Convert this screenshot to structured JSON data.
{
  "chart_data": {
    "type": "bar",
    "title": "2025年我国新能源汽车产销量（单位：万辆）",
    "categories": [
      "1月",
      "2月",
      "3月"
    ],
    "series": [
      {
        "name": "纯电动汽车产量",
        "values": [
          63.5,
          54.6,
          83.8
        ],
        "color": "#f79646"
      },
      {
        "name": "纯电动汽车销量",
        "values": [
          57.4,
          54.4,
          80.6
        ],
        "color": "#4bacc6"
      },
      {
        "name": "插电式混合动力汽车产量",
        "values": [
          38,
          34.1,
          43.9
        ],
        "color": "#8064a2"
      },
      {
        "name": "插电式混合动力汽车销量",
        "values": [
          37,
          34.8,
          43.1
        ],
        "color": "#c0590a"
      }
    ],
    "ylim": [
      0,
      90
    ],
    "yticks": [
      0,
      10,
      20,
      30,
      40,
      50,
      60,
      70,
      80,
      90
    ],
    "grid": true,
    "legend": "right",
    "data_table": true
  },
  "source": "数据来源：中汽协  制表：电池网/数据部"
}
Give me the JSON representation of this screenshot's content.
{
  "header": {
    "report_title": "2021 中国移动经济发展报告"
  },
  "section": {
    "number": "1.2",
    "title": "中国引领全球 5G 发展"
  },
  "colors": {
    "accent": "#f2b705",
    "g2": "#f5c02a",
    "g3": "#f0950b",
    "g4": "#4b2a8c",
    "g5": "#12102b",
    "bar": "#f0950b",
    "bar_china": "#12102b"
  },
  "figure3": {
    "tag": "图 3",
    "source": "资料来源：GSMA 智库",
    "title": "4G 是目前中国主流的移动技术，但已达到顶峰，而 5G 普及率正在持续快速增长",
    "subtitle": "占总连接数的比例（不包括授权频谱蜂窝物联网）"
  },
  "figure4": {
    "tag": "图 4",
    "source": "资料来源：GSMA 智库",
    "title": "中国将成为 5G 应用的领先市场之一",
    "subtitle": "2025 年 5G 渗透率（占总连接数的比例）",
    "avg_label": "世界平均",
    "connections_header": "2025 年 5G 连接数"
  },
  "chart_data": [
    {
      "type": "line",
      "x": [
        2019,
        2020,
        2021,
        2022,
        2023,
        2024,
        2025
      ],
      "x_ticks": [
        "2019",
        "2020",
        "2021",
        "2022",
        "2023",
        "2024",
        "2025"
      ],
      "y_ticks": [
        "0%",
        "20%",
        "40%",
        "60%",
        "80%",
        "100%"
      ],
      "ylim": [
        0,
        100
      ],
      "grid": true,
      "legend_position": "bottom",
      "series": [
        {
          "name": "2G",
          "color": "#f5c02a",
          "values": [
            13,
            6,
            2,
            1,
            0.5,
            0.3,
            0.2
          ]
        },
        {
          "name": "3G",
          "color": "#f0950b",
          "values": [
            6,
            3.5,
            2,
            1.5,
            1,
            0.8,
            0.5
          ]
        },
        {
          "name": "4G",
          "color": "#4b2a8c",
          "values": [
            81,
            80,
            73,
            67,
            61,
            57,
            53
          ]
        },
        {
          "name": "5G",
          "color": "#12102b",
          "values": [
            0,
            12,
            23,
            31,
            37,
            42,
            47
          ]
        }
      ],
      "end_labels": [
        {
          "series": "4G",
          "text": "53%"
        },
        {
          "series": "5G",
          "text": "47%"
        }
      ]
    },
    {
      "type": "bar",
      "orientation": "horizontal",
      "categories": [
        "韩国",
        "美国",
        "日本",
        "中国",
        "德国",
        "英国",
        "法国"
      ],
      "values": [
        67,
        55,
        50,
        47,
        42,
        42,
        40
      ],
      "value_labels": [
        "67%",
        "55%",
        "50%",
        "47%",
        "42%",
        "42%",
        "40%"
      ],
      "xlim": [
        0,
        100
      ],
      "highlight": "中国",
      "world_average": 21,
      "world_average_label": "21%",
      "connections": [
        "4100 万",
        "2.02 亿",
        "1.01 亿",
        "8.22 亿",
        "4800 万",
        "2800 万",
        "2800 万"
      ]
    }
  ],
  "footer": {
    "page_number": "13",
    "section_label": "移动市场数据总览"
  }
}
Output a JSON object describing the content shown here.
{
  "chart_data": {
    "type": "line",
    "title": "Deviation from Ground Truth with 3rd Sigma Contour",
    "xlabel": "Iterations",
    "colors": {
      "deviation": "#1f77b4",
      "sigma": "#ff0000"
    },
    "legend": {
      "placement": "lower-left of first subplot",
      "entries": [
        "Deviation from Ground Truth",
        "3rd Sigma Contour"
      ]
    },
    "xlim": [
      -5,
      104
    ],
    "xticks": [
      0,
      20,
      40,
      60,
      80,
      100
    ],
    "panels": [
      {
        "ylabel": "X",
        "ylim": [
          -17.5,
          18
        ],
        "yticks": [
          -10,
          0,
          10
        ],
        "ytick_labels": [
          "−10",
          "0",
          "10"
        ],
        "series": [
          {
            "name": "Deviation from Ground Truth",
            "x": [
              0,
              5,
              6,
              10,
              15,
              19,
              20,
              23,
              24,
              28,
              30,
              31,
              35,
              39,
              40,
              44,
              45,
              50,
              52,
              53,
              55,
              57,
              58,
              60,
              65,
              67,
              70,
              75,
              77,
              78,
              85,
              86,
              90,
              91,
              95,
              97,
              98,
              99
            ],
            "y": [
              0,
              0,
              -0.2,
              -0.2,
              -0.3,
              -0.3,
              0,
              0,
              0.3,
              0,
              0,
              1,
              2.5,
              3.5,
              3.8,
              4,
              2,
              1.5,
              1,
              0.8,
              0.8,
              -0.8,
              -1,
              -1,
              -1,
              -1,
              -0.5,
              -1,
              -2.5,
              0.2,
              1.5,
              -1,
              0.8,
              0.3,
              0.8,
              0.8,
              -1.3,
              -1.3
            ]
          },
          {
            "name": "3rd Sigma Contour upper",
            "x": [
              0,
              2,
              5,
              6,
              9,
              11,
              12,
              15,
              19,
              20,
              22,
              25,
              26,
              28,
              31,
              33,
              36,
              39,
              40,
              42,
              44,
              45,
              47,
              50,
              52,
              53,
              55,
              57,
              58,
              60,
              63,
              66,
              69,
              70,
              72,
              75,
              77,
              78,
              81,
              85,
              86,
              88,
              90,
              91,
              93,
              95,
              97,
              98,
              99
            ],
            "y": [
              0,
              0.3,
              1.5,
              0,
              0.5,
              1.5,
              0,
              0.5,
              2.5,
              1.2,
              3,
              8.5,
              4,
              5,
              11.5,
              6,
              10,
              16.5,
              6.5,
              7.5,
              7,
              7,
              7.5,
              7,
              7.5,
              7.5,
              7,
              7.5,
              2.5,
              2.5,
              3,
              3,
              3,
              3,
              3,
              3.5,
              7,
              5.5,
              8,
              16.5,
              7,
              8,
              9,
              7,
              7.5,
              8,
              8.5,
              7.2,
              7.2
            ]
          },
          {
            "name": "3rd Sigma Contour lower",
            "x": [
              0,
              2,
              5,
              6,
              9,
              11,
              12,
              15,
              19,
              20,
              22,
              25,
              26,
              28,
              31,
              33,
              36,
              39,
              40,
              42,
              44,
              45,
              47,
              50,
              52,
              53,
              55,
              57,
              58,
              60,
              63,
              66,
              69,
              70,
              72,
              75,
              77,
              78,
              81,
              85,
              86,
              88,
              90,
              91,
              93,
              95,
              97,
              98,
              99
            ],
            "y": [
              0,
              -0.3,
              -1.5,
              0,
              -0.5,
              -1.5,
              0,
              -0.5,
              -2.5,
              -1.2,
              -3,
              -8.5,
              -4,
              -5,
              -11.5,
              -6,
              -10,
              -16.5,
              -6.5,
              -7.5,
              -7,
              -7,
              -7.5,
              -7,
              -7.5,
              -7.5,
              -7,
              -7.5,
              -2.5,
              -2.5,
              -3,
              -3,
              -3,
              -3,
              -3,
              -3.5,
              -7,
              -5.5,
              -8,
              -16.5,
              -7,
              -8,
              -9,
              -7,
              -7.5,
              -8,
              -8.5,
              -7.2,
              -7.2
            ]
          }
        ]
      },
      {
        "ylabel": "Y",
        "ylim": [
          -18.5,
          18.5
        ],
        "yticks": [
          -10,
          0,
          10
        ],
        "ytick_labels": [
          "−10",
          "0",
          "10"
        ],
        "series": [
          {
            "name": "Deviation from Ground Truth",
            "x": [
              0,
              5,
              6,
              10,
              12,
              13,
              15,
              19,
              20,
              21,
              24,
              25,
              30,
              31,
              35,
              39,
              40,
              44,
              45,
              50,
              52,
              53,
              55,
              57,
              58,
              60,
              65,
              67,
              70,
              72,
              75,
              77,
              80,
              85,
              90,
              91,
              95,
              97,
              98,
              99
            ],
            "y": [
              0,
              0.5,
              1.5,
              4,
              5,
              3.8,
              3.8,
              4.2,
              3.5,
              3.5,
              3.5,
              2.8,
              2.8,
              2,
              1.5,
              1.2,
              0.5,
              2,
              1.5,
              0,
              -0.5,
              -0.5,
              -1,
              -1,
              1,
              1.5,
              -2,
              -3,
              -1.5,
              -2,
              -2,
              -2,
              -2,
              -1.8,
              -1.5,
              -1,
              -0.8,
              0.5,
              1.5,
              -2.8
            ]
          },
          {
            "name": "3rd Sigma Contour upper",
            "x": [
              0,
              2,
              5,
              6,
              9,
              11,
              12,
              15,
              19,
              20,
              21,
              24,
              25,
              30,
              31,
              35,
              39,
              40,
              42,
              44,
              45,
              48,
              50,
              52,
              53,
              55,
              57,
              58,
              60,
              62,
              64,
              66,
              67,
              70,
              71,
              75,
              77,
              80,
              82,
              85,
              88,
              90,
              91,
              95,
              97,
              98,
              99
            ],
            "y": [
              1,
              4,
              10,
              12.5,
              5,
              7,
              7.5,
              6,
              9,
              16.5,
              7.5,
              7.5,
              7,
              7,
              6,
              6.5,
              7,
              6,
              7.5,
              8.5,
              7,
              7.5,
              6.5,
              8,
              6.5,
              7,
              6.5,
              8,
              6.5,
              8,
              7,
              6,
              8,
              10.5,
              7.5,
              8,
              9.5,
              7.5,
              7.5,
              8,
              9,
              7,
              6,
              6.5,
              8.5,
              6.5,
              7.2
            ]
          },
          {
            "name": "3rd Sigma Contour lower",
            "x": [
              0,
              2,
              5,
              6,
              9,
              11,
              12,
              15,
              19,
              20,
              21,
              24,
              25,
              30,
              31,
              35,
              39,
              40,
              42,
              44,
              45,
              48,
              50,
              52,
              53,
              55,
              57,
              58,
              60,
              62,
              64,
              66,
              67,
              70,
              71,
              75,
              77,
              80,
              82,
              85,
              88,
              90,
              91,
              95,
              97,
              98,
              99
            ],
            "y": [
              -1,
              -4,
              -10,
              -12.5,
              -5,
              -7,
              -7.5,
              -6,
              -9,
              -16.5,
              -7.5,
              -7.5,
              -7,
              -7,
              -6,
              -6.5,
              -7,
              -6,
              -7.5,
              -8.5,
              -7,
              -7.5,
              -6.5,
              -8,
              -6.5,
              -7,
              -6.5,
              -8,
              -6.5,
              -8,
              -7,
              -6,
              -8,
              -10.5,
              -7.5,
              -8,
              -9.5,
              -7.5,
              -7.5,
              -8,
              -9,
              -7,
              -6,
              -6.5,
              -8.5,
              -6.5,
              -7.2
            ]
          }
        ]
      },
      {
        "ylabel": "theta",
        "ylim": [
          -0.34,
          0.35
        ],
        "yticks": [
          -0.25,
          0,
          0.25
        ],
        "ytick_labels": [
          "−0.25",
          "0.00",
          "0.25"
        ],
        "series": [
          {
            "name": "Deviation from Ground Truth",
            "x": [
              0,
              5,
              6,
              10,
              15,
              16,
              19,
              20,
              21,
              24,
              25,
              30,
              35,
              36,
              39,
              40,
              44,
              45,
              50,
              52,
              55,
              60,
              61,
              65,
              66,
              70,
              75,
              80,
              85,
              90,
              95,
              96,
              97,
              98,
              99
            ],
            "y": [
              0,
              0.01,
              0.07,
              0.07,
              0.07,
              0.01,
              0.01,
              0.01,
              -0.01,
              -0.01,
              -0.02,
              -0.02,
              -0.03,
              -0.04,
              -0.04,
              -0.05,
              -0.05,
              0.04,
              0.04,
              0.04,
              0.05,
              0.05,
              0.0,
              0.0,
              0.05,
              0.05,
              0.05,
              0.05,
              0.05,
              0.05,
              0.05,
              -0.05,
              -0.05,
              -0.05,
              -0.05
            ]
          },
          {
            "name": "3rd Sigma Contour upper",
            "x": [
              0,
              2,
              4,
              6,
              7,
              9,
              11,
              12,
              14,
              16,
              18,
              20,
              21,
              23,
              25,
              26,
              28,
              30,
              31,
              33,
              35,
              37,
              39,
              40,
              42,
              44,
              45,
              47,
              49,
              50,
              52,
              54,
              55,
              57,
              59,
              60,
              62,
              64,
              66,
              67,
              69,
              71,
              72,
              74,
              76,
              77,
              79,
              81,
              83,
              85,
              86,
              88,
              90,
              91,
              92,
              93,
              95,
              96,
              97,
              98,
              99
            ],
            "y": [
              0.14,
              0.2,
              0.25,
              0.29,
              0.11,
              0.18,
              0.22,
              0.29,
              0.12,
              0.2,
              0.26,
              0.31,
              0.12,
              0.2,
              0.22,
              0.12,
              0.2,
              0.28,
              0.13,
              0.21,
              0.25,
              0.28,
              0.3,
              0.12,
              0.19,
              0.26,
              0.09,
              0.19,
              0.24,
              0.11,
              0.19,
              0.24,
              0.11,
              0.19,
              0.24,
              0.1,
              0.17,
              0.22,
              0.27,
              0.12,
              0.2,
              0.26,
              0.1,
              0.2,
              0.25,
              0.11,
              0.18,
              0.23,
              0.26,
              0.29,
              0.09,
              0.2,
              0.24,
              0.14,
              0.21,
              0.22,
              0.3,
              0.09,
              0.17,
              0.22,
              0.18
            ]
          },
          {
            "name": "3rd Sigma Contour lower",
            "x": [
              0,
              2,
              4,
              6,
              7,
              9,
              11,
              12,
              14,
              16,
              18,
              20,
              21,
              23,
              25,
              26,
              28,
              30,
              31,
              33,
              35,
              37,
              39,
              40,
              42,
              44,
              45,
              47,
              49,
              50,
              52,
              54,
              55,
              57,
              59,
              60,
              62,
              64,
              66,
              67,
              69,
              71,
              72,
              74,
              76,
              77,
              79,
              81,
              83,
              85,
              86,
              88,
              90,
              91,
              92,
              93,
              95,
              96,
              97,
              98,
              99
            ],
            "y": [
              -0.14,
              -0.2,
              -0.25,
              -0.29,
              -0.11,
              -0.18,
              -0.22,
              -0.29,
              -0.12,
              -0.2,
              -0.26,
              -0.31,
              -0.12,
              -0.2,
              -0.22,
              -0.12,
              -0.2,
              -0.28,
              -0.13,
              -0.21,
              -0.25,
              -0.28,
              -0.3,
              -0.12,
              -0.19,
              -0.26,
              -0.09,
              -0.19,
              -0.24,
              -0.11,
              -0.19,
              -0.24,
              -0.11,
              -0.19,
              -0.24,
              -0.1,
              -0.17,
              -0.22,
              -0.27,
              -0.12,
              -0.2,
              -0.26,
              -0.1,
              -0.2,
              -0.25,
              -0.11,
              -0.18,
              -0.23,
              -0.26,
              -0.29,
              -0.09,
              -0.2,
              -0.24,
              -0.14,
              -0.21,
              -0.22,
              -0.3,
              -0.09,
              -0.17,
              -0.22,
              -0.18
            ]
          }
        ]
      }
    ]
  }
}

* **Exercise description**
Pull out every line of the records that includes the string "subtitle".

* **Result for this exercise**
    "subtitle": "占总连接数的比例（不包括授权频谱蜂窝物联网）"
    "subtitle": "2025 年 5G 渗透率（占总连接数的比例）",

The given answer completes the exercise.